The problem
Find and copy lines holding "text".

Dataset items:
◇ ◇ ◇ ◇ ◇

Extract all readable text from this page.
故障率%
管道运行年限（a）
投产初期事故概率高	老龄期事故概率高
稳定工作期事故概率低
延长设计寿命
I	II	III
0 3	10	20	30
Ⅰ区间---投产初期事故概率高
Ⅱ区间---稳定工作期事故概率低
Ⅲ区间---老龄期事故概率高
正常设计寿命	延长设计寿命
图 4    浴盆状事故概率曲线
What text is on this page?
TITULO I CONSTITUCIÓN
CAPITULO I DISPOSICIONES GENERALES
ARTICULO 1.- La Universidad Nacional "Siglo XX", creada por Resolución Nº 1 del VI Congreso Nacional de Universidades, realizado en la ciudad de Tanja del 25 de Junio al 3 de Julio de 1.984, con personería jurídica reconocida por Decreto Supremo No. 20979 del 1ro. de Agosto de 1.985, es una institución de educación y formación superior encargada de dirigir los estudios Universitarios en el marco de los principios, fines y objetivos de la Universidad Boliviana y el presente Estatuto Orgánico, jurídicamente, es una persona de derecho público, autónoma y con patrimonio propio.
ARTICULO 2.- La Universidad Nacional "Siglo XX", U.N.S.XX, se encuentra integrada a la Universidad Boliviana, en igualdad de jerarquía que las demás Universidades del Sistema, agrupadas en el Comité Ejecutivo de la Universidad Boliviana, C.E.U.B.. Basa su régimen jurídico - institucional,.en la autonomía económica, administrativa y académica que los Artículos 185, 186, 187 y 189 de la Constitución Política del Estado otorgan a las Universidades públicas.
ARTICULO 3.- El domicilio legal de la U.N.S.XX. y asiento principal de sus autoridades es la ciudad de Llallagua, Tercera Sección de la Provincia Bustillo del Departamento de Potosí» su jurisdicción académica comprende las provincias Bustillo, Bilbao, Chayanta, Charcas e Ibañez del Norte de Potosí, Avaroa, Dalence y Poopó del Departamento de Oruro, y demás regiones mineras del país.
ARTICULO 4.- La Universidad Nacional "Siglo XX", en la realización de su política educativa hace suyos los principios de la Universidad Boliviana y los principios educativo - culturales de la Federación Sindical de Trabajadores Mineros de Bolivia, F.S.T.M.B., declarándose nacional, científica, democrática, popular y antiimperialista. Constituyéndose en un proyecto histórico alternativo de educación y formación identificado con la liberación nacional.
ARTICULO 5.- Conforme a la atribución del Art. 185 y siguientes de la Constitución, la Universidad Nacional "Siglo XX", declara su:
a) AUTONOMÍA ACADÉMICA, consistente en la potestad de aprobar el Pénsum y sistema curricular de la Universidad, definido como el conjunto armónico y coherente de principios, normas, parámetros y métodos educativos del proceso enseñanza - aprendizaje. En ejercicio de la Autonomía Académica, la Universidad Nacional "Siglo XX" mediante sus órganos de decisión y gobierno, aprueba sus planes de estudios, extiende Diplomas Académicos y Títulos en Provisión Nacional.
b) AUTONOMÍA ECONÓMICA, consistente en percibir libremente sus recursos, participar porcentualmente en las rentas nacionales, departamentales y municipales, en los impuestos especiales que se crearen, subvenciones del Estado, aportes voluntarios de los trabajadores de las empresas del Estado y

◇ ◇ ◇ ◇ ◇

Correct answer
Extract all readable text from this page.
What text is on this page?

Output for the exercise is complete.